> [Data items]
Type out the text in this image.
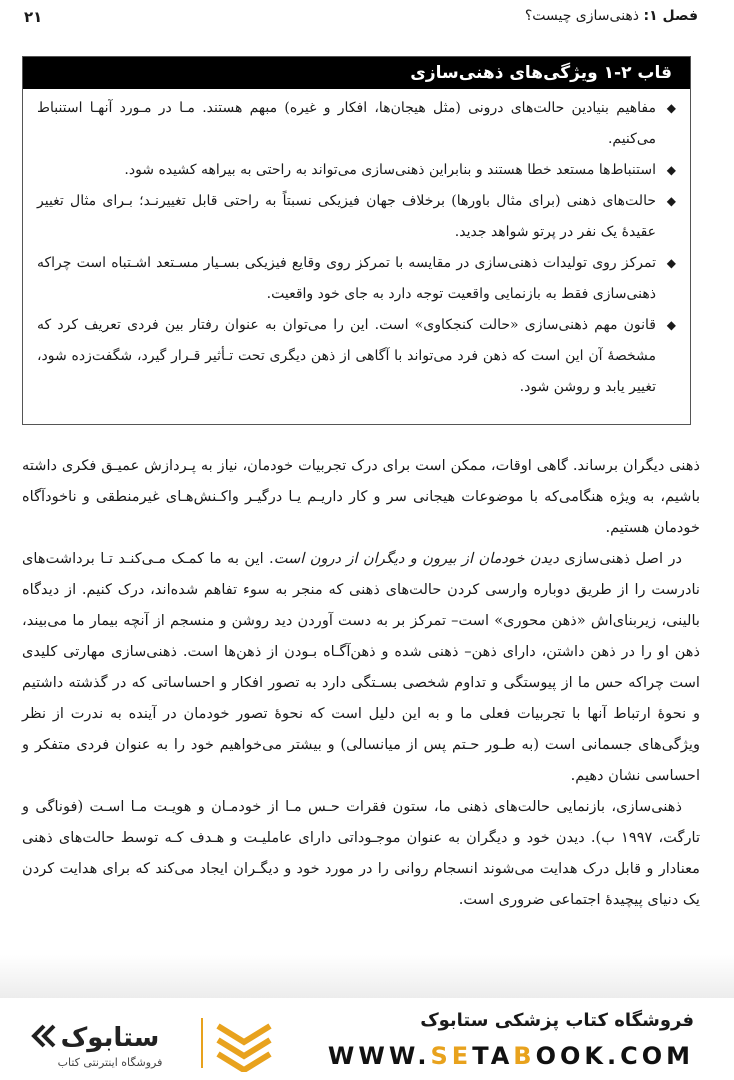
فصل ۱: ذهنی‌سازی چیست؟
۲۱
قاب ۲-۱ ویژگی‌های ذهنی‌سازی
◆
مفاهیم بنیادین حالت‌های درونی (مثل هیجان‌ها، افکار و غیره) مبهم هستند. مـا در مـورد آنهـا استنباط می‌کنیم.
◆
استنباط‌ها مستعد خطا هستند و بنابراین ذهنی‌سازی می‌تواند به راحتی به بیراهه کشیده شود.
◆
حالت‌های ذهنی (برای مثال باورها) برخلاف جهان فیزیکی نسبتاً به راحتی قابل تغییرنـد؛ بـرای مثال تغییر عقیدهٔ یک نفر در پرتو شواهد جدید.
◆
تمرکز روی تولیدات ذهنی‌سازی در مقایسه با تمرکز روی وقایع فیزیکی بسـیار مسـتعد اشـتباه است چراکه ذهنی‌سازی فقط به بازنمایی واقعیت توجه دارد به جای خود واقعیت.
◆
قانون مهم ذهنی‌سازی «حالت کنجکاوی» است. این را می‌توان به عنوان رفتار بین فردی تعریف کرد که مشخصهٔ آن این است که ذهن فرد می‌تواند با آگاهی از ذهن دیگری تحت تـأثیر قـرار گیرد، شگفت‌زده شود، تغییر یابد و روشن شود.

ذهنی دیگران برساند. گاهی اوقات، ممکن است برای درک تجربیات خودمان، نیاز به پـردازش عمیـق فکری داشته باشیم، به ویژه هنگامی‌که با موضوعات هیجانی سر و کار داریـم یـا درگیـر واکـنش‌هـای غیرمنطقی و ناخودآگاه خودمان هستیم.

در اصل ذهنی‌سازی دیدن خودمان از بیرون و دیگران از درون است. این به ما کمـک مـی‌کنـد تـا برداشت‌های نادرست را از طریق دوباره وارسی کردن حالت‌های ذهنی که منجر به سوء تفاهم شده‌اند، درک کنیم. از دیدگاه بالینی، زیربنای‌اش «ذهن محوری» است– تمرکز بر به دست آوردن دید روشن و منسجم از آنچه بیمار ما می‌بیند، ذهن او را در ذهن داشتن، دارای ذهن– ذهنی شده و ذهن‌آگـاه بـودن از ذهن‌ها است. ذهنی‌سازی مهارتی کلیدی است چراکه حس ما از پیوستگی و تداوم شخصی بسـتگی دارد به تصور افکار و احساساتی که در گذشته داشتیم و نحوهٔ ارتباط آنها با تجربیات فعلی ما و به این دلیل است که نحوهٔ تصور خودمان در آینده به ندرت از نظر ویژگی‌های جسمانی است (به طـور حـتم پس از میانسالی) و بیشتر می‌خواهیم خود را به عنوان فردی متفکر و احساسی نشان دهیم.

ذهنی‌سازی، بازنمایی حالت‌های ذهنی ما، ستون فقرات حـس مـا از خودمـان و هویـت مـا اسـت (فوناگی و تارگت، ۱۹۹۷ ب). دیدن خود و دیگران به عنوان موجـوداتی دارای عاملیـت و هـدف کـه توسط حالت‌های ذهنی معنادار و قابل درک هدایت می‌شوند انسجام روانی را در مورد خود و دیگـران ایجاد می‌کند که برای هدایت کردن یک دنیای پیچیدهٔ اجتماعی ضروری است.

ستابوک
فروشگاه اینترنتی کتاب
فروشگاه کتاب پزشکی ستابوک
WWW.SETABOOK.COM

> [Aim]
Return each line of the data that contains the string "ویژگی".

> [Result of this task]
قاب ۲-۱ ویژگی‌های ذهنی‌سازی
در اصل ذهنی‌سازی دیدن خودمان از بیرون و دیگران از درون است. این به ما کمـک مـی‌کنـد تـا برداشت‌های نادرست را از طریق دوباره وارسی کردن حالت‌های ذهنی که منجر به سوء تفاهم شده‌اند، درک کنیم. از دیدگاه بالینی، زیربنای‌اش «ذهن محوری» است– تمرکز بر به دست آوردن دید روشن و منسجم از آنچه بیمار ما می‌بیند، ذهن او را در ذهن داشتن، دارای ذهن– ذهنی شده و ذهن‌آگـاه بـودن از ذهن‌ها است. ذهنی‌سازی مهارتی کلیدی است چراکه حس ما از پیوستگی و تداوم شخصی بسـتگی دارد به تصور افکار و احساساتی که در گذشته داشتیم و نحوهٔ ارتباط آنها با تجربیات فعلی ما و به این دلیل است که نحوهٔ تصور خودمان در آینده به ندرت از نظر ویژگی‌های جسمانی است (به طـور حـتم پس از میانسالی) و بیشتر می‌خواهیم خود را به عنوان فردی متفکر و احساسی نشان دهیم.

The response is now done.